Problem description:
The entries below need to be written out exactly, with no pictures included.

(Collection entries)
-*-

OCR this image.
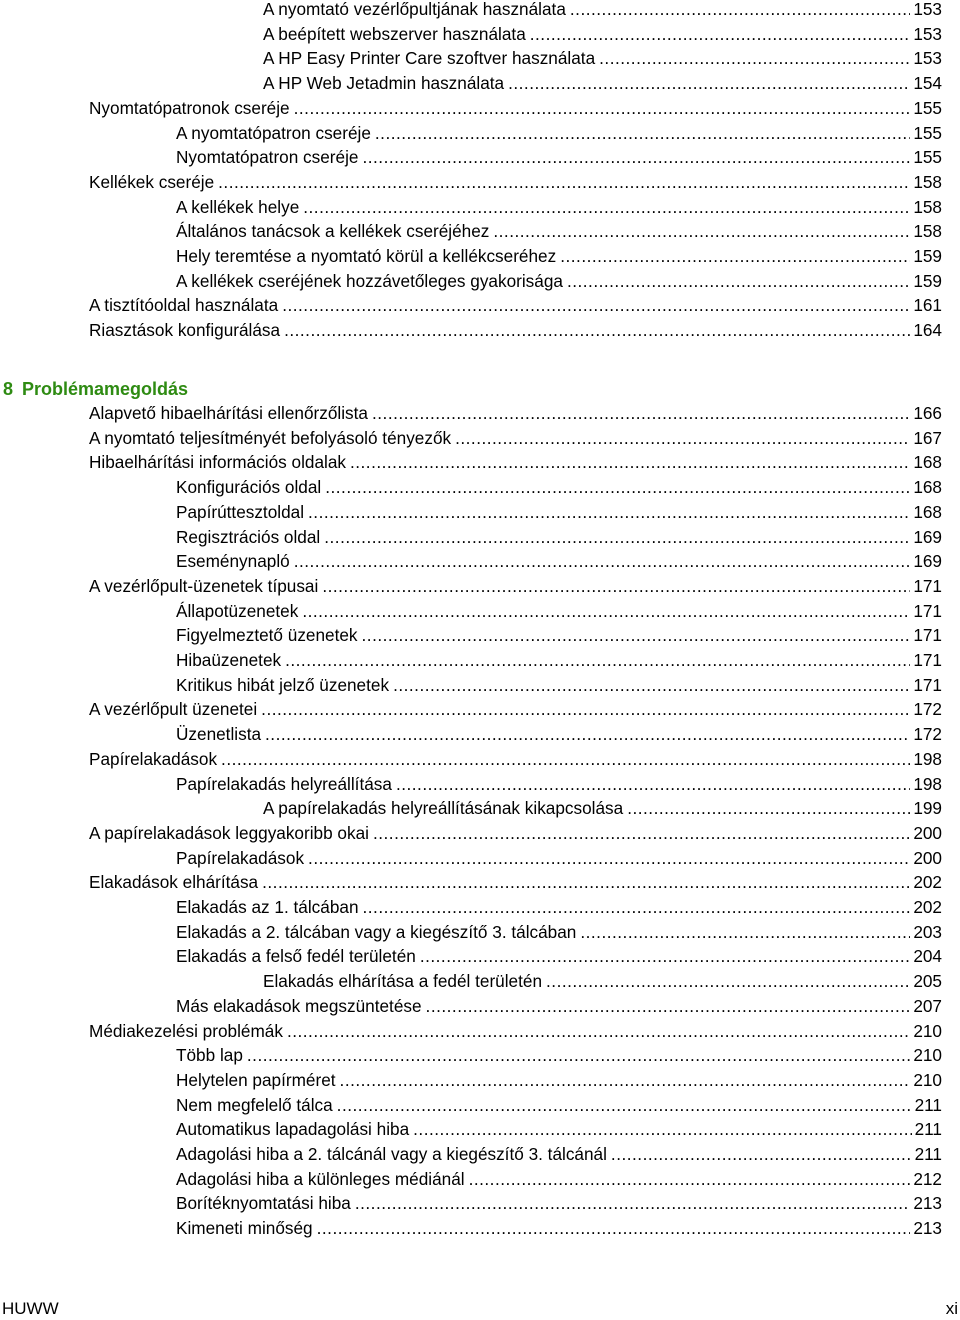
A nyomtató vezérlőpultjának használata .....	153
A beépített webszerver használata .....	153
A HP Easy Printer Care szoftver használata .....	153
A HP Web Jetadmin használata .....	154
Nyomtatópatronok cseréje .....	155
A nyomtatópatron cseréje .....	155
Nyomtatópatron cseréje .....	155
Kellékek cseréje .....	158
A kellékek helye .....	158
Általános tanácsok a kellékek cseréjéhez .....	158
Hely teremtése a nyomtató körül a kellékcseréhez .....	159
A kellékek cseréjének hozzávetőleges gyakorisága .....	159
A tisztítóoldal használata .....	161
Riasztások konfigurálása .....	164
8 Problémamegoldás
Alapvető hibaelhárítási ellenőrzőlista .....	166
A nyomtató teljesítményét befolyásoló tényezők .....	167
Hibaelhárítási információs oldalak .....	168
Konfigurációs oldal .....	168
Papírúttesztoldal .....	168
Regisztrációs oldal .....	169
Eseménynapló .....	169
A vezérlőpult-üzenetek típusai .....	171
Állapotüzenetek .....	171
Figyelmeztető üzenetek .....	171
Hibaüzenetek .....	171
Kritikus hibát jelző üzenetek .....	171
A vezérlőpult üzenetei .....	172
Üzenetlista .....	172
Papírelakadások .....	198
Papírelakadás helyreállítása .....	198
A papírelakadás helyreállításának kikapcsolása .....	199
A papírelakadások leggyakoribb okai .....	200
Papírelakadások .....	200
Elakadások elhárítása .....	202
Elakadás az 1. tálcában .....	202
Elakadás a 2. tálcában vagy a kiegészítő 3. tálcában .....	203
Elakadás a felső fedél területén .....	204
Elakadás elhárítása a fedél területén .....	205
Más elakadások megszüntetése .....	207
Médiakezelési problémák .....	210
Több lap .....	210
Helytelen papírméret .....	210
Nem megfelelő tálca .....	211
Automatikus lapadagolási hiba .....	211
Adagolási hiba a 2. tálcánál vagy a kiegészítő 3. tálcánál .....	211
Adagolási hiba a különleges médiánál .....	212
Borítéknyomtatási hiba .....	213
Kimeneti minőség .....	213
HUWW	xi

-*-

Task result:
OCR this image.
A nyomtató vezérlőpultjának használata .....	153
A beépített webszerver használata .....	153
A HP Easy Printer Care szoftver használata .....	153
A HP Web Jetadmin használata .....	154
Nyomtatópatronok cseréje .....	155
A nyomtatópatron cseréje .....	155
Nyomtatópatron cseréje .....	155
Kellékek cseréje .....	158
A kellékek helye .....	158
Általános tanácsok a kellékek cseréjéhez .....	158
Hely teremtése a nyomtató körül a kellékcseréhez .....	159
A kellékek cseréjének hozzávetőleges gyakorisága .....	159
A tisztítóoldal használata .....	161
Riasztások konfigurálása .....	164
8 Problémamegoldás
Alapvető hibaelhárítási ellenőrzőlista .....	166
A nyomtató teljesítményét befolyásoló tényezők .....	167
Hibaelhárítási információs oldalak .....	168
Konfigurációs oldal .....	168
Papírúttesztoldal .....	168
Regisztrációs oldal .....	169
Eseménynapló .....	169
A vezérlőpult-üzenetek típusai .....	171
Állapotüzenetek .....	171
Figyelmeztető üzenetek .....	171
Hibaüzenetek .....	171
Kritikus hibát jelző üzenetek .....	171
A vezérlőpult üzenetei .....	172
Üzenetlista .....	172
Papírelakadások .....	198
Papírelakadás helyreállítása .....	198
A papírelakadás helyreállításának kikapcsolása .....	199
A papírelakadások leggyakoribb okai .....	200
Papírelakadások .....	200
Elakadások elhárítása .....	202
Elakadás az 1. tálcában .....	202
Elakadás a 2. tálcában vagy a kiegészítő 3. tálcában .....	203
Elakadás a felső fedél területén .....	204
Elakadás elhárítása a fedél területén .....	205
Más elakadások megszüntetése .....	207
Médiakezelési problémák .....	210
Több lap .....	210
Helytelen papírméret .....	210
Nem megfelelő tálca .....	211
Automatikus lapadagolási hiba .....	211
Adagolási hiba a 2. tálcánál vagy a kiegészítő 3. tálcánál .....	211
Adagolási hiba a különleges médiánál .....	212
Borítéknyomtatási hiba .....	213
Kimeneti minőség .....	213
HUWW	xi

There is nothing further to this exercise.